TASK GOAL | Return each line of the material verbatim.
====== SUPPLIED MATERIAL ======
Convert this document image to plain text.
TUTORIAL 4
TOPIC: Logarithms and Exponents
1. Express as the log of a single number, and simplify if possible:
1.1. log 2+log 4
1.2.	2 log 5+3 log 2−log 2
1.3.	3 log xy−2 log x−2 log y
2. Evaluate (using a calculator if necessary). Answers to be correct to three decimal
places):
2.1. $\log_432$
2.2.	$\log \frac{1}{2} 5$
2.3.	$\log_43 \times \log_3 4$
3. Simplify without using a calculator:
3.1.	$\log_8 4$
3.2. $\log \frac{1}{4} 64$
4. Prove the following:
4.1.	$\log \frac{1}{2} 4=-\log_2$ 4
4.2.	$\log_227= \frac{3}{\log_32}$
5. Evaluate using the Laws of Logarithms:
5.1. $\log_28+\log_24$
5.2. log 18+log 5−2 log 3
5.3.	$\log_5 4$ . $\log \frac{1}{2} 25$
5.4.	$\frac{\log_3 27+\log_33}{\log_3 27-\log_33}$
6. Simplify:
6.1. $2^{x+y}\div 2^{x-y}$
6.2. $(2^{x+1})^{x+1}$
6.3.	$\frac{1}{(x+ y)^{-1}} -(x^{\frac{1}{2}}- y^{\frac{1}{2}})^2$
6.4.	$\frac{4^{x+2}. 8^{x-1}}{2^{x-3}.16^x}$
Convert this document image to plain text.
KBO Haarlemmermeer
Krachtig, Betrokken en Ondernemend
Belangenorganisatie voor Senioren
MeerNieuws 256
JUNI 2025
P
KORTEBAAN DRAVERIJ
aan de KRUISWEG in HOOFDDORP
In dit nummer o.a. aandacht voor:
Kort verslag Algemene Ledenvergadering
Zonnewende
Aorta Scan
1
======
TASK RESPONSE |
Convert this document image to plain text.
TUTORIAL 4
TOPIC: Logarithms and Exponents
1. Express as the log of a single number, and simplify if possible:
1.1. log 2+log 4
1.2.	2 log 5+3 log 2−log 2
1.3.	3 log xy−2 log x−2 log y
2. Evaluate (using a calculator if necessary). Answers to be correct to three decimal
places):
2.1. $\log_432$
2.2.	$\log \frac{1}{2} 5$
2.3.	$\log_43 \times \log_3 4$
3. Simplify without using a calculator:
3.1.	$\log_8 4$
3.2. $\log \frac{1}{4} 64$
4. Prove the following:
4.1.	$\log \frac{1}{2} 4=-\log_2$ 4
4.2.	$\log_227= \frac{3}{\log_32}$
5. Evaluate using the Laws of Logarithms:
5.1. $\log_28+\log_24$
5.2. log 18+log 5−2 log 3
5.3.	$\log_5 4$ . $\log \frac{1}{2} 25$
5.4.	$\frac{\log_3 27+\log_33}{\log_3 27-\log_33}$
6. Simplify:
6.1. $2^{x+y}\div 2^{x-y}$
6.2. $(2^{x+1})^{x+1}$
6.3.	$\frac{1}{(x+ y)^{-1}} -(x^{\frac{1}{2}}- y^{\frac{1}{2}})^2$
6.4.	$\frac{4^{x+2}. 8^{x-1}}{2^{x-3}.16^x}$
Convert this document image to plain text.
KBO Haarlemmermeer
Krachtig, Betrokken en Ondernemend
Belangenorganisatie voor Senioren
MeerNieuws 256
JUNI 2025
P
KORTEBAAN DRAVERIJ
aan de KRUISWEG in HOOFDDORP
In dit nummer o.a. aandacht voor:
Kort verslag Algemene Ledenvergadering
Zonnewende
Aorta Scan
1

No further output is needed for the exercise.